[START OF Dataset records]

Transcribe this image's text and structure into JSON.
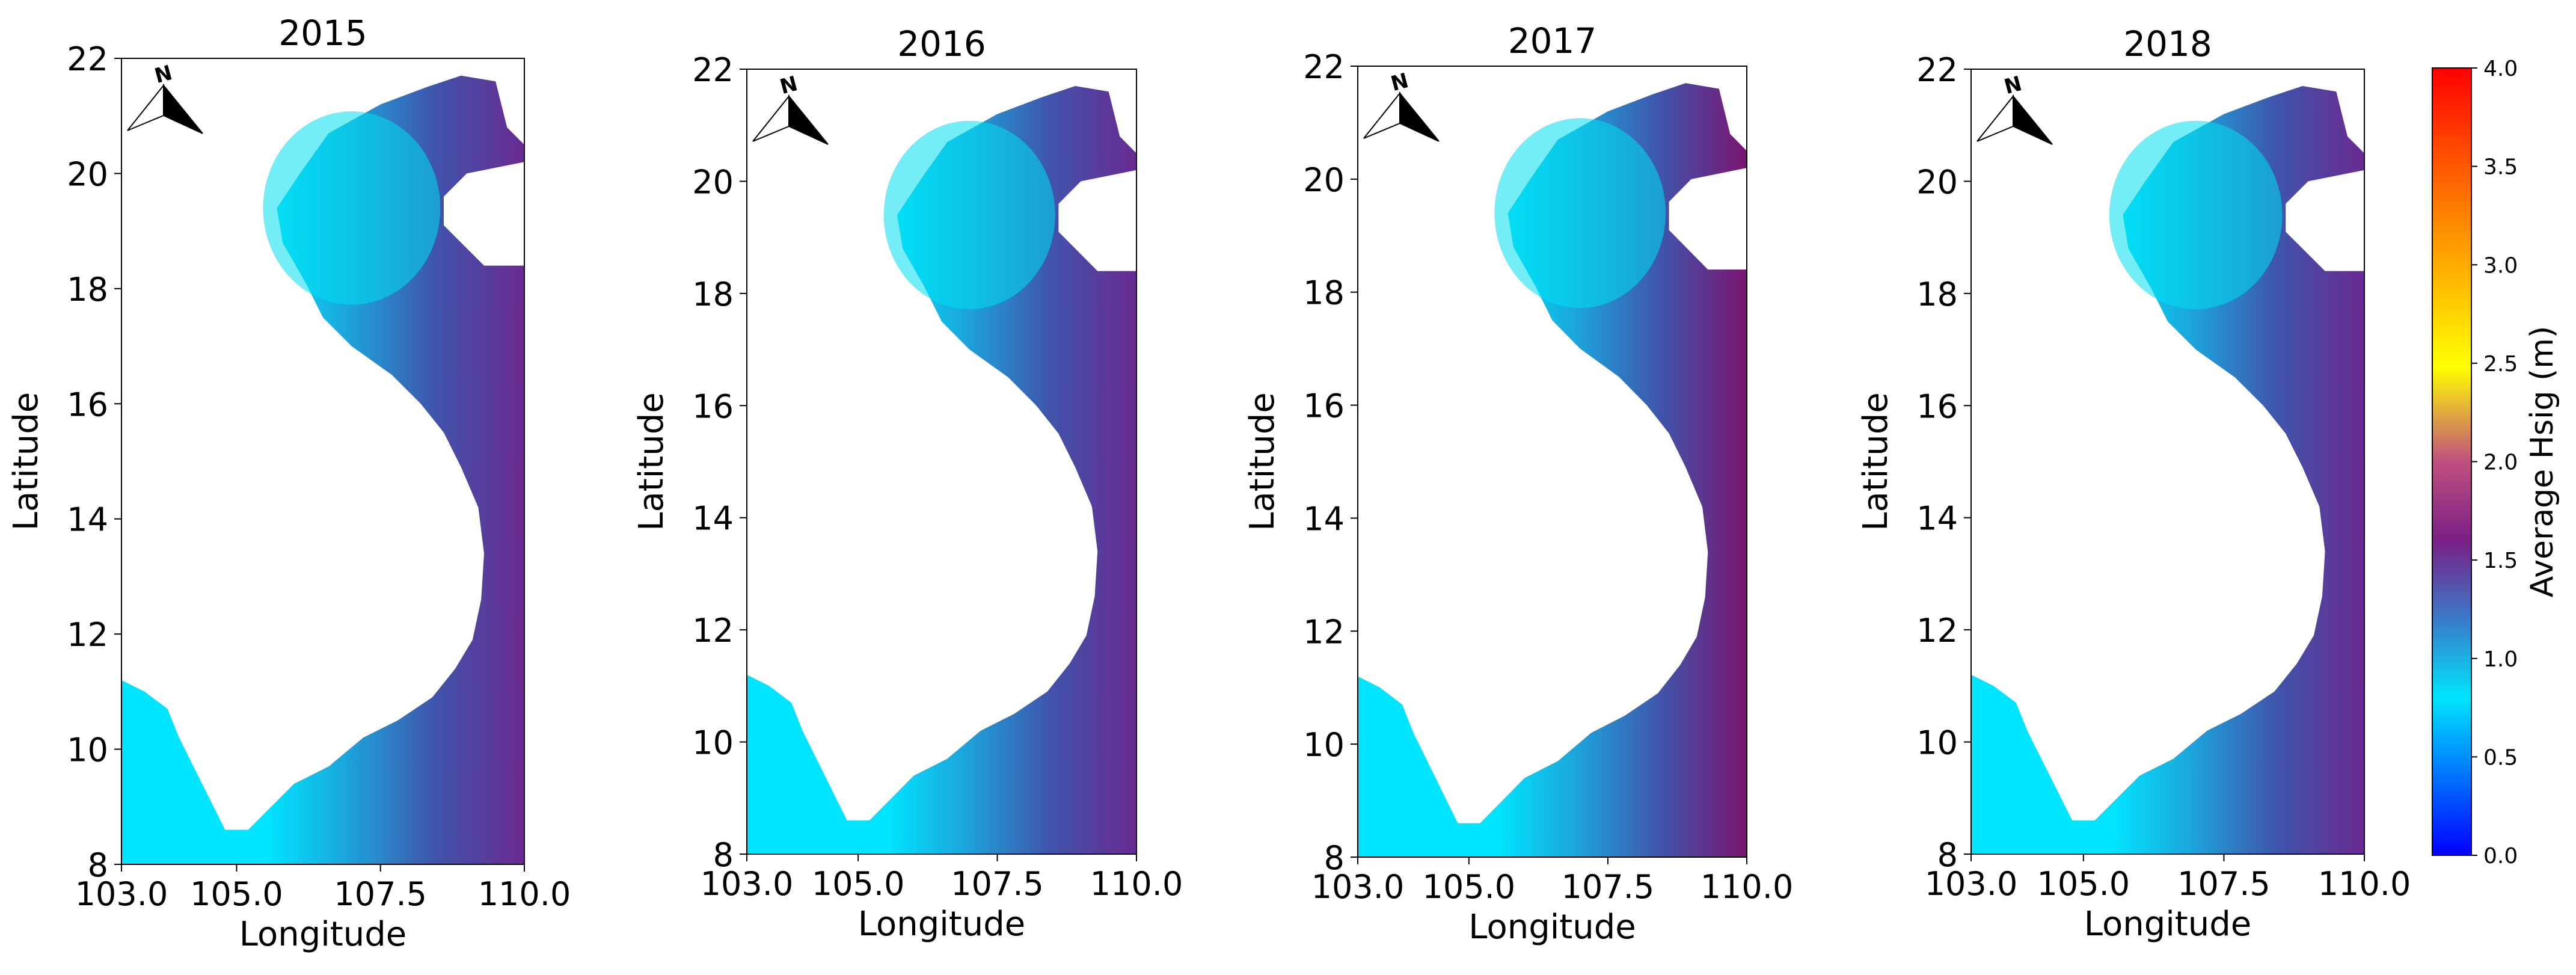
{
  "chart_data": {
    "type": "heatmap",
    "xlabel": "Longitude",
    "ylabel": "Latitude",
    "xlim": [
      103.0,
      110.0
    ],
    "ylim": [
      8,
      22
    ],
    "x_ticks": [
      "103.0",
      "105.0",
      "107.5",
      "110.0"
    ],
    "y_ticks": [
      "8",
      "10",
      "12",
      "14",
      "16",
      "18",
      "20",
      "22"
    ],
    "north_arrow_label": "N",
    "panels": [
      {
        "title": "2015",
        "max_offshore_hsig": 1.55
      },
      {
        "title": "2016",
        "max_offshore_hsig": 1.6
      },
      {
        "title": "2017",
        "max_offshore_hsig": 1.7
      },
      {
        "title": "2018",
        "max_offshore_hsig": 1.6
      }
    ],
    "colorbar": {
      "label": "Average Hsig (m)",
      "range": [
        0.0,
        4.0
      ],
      "ticks": [
        "0.0",
        "0.5",
        "1.0",
        "1.5",
        "2.0",
        "2.5",
        "3.0",
        "3.5",
        "4.0"
      ],
      "colors": [
        "#0000ff",
        "#00e5ff",
        "#4b4fb0",
        "#7a1f86",
        "#ffff00",
        "#ff8c00",
        "#ff0000"
      ]
    }
  }
}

[END OF Dataset records]

▸ **Work to be completed**
Collect each line of the entries that has the word "title", copying it in full.

▸ **Solution for this exercise**
        "title": "2015",
        "title": "2016",
        "title": "2017",
        "title": "2018",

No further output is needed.